(Dataset listings of figures)
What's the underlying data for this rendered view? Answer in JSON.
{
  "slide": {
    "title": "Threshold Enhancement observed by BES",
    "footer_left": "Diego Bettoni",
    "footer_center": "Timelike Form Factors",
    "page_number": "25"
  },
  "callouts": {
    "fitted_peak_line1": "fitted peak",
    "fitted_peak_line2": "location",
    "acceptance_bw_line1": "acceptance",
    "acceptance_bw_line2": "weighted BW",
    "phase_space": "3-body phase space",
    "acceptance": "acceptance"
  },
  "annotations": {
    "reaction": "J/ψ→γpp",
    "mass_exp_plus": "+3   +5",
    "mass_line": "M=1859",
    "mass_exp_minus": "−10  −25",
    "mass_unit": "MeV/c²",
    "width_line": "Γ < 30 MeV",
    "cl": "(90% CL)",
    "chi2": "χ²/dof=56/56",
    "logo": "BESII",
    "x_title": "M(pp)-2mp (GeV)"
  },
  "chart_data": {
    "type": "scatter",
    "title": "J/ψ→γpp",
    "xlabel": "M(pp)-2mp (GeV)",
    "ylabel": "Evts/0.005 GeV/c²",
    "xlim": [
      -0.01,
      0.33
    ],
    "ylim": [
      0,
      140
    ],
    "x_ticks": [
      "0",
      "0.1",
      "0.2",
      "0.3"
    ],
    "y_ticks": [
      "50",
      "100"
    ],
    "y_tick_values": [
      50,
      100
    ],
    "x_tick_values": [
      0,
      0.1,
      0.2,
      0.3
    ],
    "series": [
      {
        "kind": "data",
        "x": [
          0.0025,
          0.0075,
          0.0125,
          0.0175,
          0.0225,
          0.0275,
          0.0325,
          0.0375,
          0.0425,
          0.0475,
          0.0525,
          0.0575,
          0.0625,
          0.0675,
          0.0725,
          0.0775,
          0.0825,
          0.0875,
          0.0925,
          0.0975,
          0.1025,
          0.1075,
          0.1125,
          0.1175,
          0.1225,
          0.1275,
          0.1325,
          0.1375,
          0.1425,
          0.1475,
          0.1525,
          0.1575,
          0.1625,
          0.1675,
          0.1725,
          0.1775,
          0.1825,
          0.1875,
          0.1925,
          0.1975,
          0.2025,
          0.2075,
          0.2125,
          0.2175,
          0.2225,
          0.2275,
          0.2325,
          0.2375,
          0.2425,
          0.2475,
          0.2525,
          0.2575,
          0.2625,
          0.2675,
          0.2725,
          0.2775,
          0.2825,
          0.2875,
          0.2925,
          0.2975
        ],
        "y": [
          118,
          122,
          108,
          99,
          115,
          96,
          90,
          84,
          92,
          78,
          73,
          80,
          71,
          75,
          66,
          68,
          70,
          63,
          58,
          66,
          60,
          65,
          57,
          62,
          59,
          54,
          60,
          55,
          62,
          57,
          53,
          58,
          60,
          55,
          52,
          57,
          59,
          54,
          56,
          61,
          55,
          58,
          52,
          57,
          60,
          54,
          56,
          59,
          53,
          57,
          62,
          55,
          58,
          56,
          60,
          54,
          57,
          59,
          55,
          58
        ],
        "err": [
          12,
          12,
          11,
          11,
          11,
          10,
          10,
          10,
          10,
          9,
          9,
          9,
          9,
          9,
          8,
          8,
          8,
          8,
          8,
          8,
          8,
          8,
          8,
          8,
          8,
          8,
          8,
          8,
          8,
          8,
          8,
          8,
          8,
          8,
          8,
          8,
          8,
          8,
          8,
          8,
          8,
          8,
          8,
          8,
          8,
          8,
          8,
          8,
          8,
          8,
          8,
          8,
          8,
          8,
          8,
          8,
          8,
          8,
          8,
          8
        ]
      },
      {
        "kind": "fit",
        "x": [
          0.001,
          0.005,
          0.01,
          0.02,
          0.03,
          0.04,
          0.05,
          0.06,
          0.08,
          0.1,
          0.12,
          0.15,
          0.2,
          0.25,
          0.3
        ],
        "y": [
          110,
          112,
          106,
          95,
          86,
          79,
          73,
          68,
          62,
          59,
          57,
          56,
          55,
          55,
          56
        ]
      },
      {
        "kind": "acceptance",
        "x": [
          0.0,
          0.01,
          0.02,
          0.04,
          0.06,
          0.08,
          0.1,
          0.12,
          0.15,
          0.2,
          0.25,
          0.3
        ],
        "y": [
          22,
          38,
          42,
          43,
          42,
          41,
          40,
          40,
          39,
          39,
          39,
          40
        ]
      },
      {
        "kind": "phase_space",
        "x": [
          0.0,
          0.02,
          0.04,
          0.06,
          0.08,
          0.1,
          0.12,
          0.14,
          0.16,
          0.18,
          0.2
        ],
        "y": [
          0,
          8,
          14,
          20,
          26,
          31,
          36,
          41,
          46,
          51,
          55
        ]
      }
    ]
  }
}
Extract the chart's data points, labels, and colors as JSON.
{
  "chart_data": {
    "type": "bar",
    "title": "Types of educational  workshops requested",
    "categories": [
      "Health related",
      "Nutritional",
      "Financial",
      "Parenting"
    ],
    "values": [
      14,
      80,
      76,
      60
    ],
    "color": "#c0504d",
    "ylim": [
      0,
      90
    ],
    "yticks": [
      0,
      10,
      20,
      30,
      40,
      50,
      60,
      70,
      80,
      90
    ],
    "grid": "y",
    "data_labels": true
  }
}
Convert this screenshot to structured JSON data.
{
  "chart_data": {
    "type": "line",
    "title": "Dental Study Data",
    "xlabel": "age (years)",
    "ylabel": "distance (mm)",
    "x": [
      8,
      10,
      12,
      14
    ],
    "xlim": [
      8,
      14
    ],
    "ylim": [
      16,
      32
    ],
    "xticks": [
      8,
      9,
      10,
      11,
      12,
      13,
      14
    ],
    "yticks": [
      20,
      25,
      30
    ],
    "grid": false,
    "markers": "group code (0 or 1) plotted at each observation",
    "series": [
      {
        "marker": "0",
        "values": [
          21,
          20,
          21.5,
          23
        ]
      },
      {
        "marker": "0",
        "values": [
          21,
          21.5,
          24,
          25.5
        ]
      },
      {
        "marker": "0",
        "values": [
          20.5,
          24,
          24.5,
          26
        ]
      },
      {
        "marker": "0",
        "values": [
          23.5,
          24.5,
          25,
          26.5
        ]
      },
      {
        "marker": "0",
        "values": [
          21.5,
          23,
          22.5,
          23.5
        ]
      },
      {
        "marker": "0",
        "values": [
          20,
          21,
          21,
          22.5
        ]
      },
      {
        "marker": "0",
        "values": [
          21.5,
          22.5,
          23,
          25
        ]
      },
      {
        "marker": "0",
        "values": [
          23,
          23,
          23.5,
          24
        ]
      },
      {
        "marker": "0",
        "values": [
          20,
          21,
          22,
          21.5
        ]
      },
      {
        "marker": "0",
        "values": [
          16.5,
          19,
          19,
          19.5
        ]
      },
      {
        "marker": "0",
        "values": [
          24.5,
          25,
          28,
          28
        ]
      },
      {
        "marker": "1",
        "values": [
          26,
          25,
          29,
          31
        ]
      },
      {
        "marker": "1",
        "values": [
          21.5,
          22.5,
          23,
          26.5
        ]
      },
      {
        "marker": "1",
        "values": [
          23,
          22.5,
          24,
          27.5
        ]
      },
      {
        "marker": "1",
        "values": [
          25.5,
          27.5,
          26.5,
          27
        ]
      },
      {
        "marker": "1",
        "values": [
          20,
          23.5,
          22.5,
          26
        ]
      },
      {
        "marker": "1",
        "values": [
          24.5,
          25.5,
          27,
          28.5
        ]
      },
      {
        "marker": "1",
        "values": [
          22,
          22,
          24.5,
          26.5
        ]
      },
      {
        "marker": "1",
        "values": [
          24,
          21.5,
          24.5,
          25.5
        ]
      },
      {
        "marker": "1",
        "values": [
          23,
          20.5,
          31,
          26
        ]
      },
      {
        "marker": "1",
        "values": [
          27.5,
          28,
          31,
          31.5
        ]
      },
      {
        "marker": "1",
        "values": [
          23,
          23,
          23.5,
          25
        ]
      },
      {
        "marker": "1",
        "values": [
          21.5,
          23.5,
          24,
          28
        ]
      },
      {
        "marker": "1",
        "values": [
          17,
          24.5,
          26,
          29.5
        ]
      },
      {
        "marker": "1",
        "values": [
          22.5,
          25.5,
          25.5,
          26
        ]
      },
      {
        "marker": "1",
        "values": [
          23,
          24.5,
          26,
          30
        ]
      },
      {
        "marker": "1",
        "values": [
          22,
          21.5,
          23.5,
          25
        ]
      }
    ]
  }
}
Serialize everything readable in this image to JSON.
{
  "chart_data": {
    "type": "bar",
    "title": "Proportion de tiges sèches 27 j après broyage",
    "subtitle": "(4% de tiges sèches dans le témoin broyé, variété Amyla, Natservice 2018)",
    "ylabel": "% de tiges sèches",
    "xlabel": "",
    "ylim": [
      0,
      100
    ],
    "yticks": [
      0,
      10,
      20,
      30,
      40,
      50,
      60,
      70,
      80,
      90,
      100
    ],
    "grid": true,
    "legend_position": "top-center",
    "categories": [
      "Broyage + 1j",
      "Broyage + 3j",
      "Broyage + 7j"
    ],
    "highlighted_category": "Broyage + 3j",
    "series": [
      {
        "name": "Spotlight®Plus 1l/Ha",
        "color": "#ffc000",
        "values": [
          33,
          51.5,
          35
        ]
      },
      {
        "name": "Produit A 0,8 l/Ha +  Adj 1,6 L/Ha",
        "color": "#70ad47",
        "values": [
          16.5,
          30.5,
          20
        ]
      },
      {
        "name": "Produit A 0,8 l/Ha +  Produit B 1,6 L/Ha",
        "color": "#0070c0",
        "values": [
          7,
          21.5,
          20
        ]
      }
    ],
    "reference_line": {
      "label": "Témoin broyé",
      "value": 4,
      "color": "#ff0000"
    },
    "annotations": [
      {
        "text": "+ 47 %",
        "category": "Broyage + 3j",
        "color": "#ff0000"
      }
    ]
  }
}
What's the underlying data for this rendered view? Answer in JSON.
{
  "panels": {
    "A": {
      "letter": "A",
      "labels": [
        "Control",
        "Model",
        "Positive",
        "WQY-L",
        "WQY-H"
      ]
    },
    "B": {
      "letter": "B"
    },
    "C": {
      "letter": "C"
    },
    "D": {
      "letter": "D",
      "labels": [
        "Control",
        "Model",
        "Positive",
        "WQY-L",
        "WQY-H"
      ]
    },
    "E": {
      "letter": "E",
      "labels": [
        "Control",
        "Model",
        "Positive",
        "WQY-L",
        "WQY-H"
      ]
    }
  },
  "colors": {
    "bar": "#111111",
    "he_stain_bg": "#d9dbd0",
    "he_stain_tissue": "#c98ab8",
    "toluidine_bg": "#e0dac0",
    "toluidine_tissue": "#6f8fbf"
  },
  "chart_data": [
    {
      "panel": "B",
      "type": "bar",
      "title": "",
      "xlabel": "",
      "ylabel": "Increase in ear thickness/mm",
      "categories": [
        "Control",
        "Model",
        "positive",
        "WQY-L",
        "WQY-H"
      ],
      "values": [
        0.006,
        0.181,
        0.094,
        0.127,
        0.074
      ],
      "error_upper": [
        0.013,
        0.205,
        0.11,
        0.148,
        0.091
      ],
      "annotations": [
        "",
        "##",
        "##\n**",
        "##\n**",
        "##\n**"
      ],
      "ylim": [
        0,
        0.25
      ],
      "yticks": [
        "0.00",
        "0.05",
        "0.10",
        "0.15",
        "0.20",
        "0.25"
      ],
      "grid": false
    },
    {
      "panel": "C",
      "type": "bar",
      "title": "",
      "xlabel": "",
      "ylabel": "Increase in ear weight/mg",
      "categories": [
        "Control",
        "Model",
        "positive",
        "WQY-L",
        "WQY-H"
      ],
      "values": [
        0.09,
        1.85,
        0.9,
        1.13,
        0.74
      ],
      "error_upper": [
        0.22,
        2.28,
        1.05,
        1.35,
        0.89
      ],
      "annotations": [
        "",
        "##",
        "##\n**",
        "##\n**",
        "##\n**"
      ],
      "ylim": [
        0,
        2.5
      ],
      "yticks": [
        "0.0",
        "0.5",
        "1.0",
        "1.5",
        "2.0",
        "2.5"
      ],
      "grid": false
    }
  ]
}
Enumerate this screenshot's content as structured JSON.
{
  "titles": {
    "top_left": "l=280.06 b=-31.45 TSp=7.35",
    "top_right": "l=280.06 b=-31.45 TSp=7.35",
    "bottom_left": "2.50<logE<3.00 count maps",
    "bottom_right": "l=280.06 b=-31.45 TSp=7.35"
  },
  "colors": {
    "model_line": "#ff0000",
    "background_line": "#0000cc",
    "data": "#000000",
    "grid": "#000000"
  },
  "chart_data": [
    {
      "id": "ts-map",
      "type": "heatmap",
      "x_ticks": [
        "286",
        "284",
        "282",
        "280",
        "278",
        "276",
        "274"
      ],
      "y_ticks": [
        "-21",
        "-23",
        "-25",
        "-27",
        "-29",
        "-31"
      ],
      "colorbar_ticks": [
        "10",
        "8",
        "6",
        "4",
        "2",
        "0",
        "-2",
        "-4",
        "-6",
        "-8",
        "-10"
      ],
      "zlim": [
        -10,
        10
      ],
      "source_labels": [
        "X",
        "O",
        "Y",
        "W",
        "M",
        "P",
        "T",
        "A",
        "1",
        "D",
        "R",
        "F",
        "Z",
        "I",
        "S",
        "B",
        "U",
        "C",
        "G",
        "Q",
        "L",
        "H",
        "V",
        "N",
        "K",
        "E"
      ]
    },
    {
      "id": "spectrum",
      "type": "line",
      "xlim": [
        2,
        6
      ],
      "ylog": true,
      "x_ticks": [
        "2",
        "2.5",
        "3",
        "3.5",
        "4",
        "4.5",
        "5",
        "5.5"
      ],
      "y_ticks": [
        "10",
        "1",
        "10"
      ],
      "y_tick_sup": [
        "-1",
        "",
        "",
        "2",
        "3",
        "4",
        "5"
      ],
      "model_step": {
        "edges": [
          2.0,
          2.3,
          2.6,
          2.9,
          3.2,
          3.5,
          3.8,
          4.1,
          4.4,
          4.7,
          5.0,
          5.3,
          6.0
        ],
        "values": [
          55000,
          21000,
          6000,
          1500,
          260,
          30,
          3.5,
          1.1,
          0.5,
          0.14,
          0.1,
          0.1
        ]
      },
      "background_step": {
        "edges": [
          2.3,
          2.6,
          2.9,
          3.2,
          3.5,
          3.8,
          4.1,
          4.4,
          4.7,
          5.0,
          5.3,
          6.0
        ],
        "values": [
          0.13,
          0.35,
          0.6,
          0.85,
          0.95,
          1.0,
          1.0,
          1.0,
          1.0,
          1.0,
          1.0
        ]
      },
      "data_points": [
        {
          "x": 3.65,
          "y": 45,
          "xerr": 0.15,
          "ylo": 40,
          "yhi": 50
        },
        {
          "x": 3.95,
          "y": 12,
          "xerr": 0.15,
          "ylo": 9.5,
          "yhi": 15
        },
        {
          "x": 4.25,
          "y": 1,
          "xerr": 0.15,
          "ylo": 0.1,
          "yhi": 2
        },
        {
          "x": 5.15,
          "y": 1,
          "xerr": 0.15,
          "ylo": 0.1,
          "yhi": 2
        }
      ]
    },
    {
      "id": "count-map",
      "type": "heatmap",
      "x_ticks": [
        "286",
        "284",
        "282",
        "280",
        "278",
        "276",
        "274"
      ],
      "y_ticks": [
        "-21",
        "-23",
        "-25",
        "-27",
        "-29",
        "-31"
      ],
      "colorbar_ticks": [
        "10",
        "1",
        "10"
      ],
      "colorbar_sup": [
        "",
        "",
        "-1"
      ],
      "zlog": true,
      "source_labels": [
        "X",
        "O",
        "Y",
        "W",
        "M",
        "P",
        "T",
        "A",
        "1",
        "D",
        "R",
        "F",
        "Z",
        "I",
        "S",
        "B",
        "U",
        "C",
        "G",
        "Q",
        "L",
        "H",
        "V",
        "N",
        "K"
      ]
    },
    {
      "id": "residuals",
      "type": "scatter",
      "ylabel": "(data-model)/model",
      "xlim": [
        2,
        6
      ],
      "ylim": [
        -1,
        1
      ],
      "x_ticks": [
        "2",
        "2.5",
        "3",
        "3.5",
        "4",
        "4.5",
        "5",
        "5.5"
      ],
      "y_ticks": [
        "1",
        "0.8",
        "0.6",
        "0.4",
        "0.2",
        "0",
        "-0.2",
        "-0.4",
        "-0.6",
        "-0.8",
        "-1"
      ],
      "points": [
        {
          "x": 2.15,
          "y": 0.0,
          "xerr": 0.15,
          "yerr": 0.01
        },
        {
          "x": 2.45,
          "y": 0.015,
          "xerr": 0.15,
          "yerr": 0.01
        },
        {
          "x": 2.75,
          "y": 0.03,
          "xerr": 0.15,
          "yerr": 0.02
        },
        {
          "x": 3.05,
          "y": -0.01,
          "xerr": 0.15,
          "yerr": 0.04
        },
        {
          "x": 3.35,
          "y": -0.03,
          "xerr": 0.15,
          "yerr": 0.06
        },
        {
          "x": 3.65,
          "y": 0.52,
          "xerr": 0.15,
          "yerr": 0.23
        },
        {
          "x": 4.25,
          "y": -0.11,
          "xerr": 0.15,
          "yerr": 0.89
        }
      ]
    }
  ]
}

=== Exercise task ===
Pick out each line containing "structured" and report it.

=== Complete answer ===
Convert this screenshot to structured JSON data.
Enumerate this screenshot's content as structured JSON.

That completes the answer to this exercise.